GIVEN REQUEST: Provide the count of lines that hold "text" and no other output.

◆ ◆ ◆ ◆

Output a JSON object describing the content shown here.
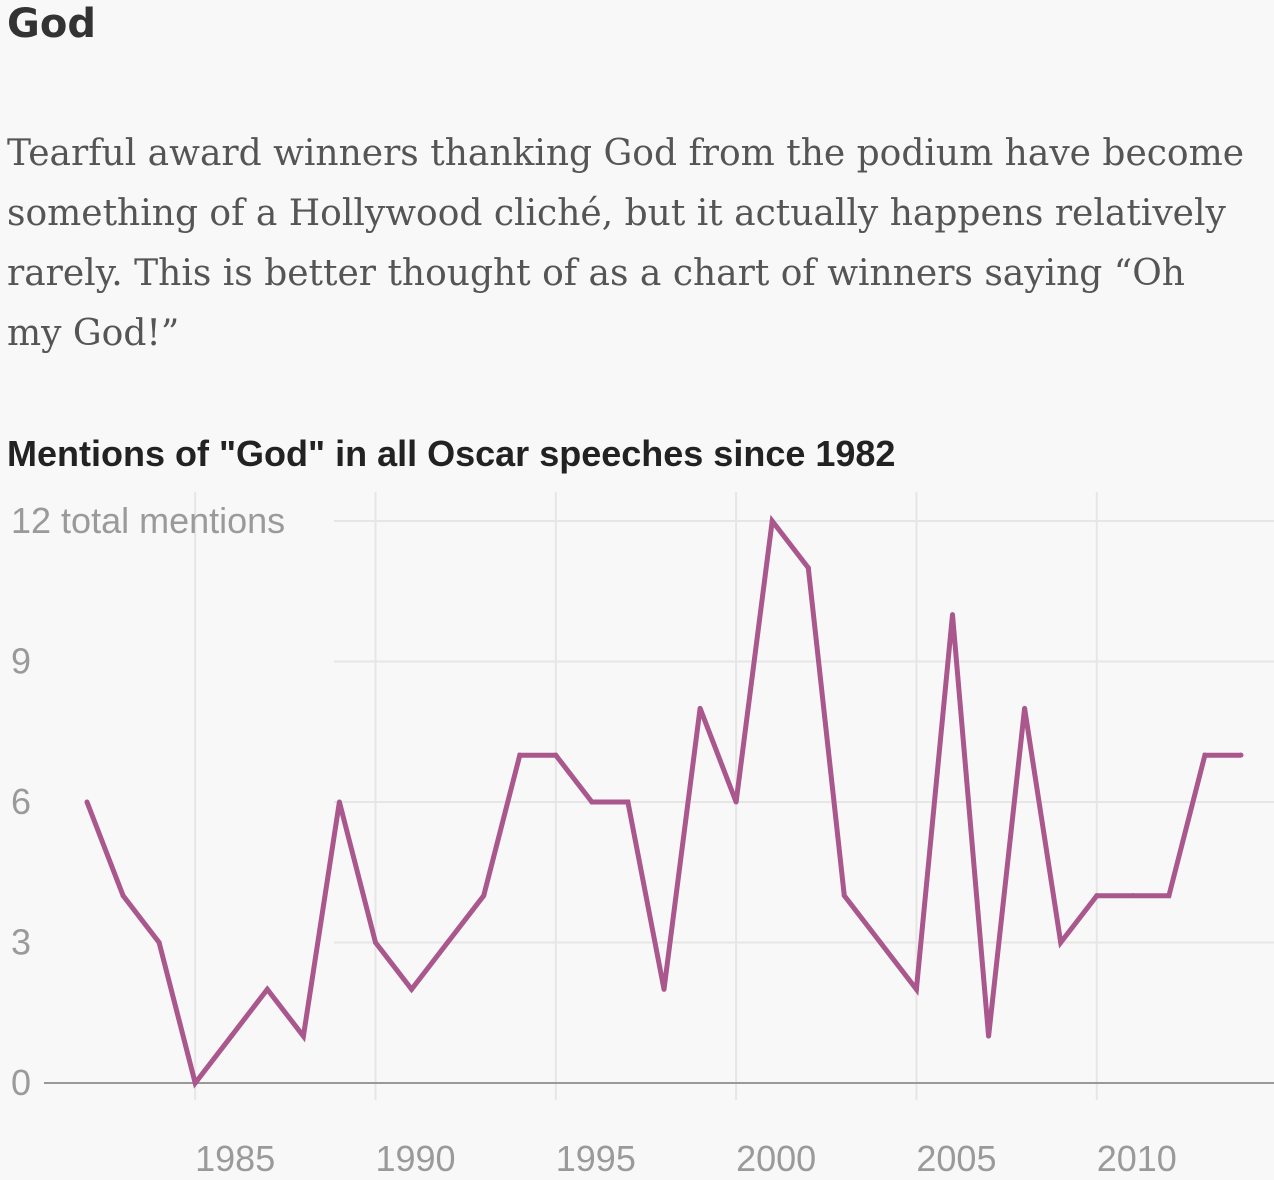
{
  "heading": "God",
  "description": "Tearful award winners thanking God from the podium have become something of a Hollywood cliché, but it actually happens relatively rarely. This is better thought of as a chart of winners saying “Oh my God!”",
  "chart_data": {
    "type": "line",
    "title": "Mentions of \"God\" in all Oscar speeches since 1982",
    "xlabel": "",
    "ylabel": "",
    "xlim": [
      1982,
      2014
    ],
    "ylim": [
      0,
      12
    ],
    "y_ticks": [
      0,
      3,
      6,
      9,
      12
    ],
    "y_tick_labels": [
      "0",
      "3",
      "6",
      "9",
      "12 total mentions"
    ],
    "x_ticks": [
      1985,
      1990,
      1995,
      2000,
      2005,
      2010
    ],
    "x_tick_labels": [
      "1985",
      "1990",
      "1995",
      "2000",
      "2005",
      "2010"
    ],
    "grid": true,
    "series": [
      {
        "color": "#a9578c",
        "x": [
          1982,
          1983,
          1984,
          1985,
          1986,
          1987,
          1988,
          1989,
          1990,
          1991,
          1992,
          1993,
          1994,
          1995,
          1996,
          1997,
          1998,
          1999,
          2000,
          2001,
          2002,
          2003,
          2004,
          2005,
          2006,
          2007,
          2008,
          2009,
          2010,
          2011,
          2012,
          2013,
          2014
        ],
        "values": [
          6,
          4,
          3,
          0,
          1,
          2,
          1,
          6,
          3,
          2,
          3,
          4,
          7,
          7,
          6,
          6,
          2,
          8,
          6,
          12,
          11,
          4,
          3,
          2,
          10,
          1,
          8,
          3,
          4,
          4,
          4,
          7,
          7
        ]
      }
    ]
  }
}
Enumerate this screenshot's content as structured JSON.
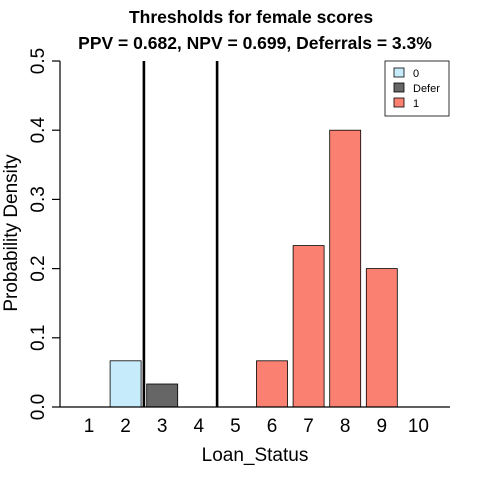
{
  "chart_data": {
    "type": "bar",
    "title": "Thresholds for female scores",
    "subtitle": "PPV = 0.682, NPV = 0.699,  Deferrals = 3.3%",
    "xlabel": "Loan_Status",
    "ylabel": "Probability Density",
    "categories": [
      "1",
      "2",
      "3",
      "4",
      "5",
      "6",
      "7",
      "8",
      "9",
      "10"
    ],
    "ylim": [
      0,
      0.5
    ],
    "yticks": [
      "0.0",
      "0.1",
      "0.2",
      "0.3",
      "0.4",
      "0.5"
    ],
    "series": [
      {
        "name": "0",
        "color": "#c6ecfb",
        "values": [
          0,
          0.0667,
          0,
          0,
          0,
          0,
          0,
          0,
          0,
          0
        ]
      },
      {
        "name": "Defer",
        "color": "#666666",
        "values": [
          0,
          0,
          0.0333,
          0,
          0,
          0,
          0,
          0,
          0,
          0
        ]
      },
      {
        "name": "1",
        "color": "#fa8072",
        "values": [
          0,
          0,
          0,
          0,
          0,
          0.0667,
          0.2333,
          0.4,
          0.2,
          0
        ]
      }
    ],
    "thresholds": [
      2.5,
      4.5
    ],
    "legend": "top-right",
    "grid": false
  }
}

◆ ◆ ◆ ◆

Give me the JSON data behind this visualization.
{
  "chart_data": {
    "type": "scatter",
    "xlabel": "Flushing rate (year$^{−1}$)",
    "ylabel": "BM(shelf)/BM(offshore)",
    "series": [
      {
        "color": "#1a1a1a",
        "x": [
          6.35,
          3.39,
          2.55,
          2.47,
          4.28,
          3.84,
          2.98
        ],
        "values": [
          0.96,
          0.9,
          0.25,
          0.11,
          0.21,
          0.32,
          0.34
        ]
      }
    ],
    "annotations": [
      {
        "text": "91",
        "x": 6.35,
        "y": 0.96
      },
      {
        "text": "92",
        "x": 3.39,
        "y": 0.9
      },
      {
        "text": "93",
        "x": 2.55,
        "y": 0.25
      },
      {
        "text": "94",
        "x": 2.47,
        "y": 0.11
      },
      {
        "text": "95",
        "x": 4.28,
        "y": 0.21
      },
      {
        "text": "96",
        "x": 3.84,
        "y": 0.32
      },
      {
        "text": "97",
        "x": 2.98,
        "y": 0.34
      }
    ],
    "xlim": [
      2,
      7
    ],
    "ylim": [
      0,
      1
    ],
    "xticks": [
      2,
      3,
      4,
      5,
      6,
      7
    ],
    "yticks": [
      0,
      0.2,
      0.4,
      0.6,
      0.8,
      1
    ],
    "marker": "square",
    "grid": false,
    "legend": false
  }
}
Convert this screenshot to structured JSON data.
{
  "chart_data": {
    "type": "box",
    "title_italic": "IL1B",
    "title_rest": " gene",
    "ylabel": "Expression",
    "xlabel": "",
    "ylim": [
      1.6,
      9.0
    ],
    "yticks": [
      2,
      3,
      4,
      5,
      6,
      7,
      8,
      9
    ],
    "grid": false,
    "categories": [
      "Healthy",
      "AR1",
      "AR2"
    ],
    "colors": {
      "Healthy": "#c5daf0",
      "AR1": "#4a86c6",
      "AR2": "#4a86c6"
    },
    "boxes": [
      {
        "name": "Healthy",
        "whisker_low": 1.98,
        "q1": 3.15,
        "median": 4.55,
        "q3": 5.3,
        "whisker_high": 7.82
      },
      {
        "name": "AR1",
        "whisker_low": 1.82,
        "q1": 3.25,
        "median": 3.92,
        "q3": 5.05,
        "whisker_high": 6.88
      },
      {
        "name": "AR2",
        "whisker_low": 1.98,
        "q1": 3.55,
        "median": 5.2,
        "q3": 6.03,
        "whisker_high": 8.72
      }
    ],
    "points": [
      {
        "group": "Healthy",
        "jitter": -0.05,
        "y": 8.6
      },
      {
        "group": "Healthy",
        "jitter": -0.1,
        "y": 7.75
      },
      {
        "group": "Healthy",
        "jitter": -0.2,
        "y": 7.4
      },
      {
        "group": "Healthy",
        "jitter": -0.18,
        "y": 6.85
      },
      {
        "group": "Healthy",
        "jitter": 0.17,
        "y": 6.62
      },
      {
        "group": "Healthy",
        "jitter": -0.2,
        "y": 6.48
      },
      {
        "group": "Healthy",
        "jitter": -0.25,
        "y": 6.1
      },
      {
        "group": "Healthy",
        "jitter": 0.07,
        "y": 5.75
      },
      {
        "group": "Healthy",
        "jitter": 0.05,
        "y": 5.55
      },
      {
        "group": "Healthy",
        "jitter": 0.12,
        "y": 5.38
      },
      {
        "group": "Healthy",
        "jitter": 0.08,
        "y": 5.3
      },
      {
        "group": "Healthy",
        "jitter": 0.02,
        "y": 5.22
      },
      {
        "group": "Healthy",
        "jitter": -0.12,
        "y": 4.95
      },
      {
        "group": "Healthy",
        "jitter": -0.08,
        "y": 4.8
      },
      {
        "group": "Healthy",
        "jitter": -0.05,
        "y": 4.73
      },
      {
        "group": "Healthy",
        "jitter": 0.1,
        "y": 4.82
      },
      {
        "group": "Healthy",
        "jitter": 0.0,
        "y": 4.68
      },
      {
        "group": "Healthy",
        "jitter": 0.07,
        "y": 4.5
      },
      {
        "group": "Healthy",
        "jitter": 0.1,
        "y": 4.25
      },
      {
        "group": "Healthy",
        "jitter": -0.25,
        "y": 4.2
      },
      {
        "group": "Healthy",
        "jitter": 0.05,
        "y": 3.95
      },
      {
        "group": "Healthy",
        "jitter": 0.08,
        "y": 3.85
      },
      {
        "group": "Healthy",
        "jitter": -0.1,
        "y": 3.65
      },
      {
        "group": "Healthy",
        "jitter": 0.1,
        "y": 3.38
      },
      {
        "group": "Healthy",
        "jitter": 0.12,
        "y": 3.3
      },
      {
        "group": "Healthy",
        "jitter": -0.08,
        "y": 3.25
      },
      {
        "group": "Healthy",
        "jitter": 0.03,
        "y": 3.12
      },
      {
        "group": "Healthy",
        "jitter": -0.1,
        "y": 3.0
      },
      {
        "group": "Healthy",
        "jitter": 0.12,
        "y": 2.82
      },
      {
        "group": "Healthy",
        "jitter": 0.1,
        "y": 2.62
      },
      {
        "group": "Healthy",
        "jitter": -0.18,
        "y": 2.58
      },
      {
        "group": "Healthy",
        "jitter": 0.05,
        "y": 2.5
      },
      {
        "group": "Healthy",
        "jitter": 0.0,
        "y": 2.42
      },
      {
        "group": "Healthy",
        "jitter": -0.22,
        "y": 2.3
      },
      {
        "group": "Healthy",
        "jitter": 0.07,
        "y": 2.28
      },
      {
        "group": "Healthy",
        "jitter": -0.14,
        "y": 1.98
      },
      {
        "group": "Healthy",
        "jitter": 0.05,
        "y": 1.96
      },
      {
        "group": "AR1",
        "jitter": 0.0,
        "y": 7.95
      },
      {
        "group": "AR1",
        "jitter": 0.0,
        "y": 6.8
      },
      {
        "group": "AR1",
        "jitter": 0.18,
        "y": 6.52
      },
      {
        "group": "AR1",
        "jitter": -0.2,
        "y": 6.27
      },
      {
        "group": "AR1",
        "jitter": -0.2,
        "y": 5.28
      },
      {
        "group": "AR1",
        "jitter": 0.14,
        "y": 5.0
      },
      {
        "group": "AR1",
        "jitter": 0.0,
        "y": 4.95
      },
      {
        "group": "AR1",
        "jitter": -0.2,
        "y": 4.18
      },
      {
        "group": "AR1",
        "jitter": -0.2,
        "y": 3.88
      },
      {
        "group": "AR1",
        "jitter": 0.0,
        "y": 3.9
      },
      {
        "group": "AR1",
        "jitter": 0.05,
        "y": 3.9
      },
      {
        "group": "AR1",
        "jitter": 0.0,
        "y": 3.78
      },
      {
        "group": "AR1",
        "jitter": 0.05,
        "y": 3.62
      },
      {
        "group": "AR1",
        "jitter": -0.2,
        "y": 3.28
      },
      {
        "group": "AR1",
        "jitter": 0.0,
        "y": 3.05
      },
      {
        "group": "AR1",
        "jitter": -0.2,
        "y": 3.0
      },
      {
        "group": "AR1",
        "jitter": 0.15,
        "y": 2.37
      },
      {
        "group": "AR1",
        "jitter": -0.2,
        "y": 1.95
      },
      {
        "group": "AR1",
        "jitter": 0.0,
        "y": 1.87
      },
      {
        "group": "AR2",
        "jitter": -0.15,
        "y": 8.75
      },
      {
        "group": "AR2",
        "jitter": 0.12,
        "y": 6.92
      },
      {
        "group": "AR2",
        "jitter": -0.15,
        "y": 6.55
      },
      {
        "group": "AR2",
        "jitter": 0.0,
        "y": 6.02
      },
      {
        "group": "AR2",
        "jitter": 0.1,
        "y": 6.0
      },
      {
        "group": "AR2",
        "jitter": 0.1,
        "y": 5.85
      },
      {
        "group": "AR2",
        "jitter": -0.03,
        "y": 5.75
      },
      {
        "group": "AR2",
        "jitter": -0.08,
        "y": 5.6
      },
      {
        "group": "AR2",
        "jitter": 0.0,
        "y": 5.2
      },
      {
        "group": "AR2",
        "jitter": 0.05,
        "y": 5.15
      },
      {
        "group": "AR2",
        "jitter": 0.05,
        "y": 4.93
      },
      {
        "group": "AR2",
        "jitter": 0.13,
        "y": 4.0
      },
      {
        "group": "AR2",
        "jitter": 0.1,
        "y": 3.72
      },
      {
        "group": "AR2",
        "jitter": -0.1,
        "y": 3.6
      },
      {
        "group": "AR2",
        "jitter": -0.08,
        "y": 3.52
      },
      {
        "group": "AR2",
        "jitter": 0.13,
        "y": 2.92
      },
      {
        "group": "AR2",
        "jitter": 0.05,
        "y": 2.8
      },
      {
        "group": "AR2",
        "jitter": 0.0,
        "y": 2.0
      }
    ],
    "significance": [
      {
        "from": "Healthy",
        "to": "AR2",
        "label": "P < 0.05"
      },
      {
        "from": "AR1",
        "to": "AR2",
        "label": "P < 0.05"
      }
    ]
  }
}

◆ ◆ ◆ ◆

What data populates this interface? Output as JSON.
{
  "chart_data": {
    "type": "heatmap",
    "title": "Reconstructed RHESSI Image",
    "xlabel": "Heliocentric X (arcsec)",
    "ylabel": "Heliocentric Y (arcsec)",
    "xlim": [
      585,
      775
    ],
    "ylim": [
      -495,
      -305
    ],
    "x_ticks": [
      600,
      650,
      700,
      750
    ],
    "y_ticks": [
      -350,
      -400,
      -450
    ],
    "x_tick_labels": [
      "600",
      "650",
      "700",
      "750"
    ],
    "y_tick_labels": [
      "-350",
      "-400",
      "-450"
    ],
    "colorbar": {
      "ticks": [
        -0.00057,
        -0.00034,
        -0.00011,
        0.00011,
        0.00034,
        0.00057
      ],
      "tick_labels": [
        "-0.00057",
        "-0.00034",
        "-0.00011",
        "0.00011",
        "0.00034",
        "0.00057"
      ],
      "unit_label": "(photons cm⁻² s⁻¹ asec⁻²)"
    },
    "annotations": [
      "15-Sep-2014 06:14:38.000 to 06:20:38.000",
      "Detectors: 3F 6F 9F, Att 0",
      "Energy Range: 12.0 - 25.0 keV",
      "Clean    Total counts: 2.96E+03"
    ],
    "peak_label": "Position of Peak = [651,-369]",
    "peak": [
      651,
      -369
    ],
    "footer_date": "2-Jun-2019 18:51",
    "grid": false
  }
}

◆ ◆ ◆ ◆

THE RESULT: 7